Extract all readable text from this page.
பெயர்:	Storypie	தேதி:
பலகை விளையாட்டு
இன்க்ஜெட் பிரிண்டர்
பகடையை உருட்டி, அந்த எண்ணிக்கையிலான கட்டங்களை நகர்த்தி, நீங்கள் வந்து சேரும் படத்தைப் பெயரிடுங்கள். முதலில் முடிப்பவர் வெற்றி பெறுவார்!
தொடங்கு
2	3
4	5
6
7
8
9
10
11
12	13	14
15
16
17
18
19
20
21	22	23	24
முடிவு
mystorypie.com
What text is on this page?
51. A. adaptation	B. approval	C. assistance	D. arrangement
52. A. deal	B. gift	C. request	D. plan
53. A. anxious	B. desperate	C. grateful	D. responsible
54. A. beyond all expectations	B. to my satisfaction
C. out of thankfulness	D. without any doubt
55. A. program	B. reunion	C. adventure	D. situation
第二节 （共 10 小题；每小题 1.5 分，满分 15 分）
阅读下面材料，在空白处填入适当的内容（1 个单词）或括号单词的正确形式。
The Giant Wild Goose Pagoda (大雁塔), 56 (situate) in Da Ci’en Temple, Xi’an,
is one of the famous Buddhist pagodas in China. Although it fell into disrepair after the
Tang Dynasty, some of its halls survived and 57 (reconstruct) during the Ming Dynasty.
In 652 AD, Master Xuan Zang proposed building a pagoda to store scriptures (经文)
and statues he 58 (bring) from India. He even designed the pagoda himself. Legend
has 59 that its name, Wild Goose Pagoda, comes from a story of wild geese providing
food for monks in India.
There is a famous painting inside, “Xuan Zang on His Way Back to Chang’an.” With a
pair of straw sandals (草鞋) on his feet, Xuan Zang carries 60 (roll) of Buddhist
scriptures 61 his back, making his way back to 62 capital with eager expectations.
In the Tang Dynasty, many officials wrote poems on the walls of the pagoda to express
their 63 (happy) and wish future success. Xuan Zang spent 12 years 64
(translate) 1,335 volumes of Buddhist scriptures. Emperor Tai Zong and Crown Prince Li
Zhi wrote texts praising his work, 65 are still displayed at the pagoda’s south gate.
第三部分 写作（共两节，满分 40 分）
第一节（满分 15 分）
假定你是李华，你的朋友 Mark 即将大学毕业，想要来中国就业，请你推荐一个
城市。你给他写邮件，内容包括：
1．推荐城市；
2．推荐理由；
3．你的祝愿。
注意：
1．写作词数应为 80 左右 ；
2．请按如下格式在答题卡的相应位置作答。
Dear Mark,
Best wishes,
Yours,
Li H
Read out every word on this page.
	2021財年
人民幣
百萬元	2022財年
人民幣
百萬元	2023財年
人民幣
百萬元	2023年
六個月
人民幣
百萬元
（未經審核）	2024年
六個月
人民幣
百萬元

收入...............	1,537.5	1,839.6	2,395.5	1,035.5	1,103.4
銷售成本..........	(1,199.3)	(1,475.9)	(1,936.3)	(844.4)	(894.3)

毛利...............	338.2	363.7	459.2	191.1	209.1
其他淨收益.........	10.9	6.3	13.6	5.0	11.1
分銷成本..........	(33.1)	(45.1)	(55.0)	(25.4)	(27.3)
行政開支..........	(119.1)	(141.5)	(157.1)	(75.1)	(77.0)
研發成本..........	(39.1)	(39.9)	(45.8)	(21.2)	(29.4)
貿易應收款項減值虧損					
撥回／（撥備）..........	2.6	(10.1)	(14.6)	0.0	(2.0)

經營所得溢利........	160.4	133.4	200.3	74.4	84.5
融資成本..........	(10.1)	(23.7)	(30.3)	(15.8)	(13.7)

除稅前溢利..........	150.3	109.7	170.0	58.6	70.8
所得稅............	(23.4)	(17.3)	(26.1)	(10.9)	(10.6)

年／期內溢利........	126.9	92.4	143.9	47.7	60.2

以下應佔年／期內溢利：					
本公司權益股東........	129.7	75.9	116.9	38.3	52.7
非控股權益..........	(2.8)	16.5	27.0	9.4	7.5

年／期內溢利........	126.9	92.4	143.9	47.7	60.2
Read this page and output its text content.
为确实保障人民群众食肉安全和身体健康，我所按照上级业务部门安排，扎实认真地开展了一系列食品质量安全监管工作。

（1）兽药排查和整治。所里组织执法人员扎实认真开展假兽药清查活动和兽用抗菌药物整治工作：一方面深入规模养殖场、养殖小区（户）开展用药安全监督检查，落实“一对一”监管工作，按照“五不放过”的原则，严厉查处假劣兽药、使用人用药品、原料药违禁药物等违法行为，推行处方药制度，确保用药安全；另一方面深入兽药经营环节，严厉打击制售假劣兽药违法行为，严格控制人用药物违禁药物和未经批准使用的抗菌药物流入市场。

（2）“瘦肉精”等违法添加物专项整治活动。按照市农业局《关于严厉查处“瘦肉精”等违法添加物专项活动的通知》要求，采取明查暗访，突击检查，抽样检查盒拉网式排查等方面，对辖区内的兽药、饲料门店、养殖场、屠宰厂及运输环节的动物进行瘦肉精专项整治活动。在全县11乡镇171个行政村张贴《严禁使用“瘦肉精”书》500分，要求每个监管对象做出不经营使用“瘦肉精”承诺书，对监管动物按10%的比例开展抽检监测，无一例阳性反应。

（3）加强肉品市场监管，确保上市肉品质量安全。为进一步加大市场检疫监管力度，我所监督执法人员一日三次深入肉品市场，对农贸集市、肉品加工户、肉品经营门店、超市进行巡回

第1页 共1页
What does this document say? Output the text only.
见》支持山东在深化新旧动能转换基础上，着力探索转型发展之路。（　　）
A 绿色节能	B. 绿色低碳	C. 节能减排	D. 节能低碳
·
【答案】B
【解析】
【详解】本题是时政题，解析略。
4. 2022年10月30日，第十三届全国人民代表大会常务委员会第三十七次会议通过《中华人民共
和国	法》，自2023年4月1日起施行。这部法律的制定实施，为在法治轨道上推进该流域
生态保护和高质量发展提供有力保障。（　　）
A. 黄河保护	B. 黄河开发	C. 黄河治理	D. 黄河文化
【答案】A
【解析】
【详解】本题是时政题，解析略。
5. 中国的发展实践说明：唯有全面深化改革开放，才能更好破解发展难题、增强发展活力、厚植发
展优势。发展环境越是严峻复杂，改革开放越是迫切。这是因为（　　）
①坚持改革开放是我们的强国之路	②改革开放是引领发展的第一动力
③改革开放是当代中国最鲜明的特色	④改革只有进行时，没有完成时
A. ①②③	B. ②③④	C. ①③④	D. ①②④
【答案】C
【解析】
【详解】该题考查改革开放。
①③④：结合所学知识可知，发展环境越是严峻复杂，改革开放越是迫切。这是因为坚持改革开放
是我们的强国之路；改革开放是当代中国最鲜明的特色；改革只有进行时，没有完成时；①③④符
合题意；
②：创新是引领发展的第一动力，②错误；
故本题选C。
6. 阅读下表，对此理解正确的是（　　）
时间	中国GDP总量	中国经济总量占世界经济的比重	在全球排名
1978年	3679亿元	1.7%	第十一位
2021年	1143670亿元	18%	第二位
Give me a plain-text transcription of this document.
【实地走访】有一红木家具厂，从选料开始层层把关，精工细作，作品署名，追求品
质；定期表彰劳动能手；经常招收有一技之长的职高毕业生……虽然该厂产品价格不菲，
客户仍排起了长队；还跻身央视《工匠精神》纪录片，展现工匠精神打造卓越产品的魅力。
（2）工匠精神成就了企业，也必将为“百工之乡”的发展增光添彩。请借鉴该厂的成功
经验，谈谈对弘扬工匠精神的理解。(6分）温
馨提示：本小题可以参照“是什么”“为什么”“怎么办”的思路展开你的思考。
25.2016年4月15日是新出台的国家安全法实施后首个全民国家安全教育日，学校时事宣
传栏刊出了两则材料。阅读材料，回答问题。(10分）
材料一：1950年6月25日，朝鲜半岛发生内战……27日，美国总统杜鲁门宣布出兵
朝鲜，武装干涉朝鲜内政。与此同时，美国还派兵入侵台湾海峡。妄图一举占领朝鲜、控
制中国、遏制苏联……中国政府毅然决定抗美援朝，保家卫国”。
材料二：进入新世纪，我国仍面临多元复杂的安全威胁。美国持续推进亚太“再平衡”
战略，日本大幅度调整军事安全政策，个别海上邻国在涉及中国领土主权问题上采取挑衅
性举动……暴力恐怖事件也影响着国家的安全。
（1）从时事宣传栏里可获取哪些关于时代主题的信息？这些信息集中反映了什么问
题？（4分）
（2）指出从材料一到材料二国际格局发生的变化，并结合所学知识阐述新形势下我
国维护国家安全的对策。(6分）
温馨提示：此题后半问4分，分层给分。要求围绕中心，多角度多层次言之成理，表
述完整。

::::::

■ **Written request**:
Check each line of the records above for the string "famous", and report every line that has it.

■ **Written answer**:
is one of the famous Buddhist pagodas in China. Although it fell into disrepair after the
There is a famous painting inside, “Xuan Zang on His Way Back to Chang’an.” With a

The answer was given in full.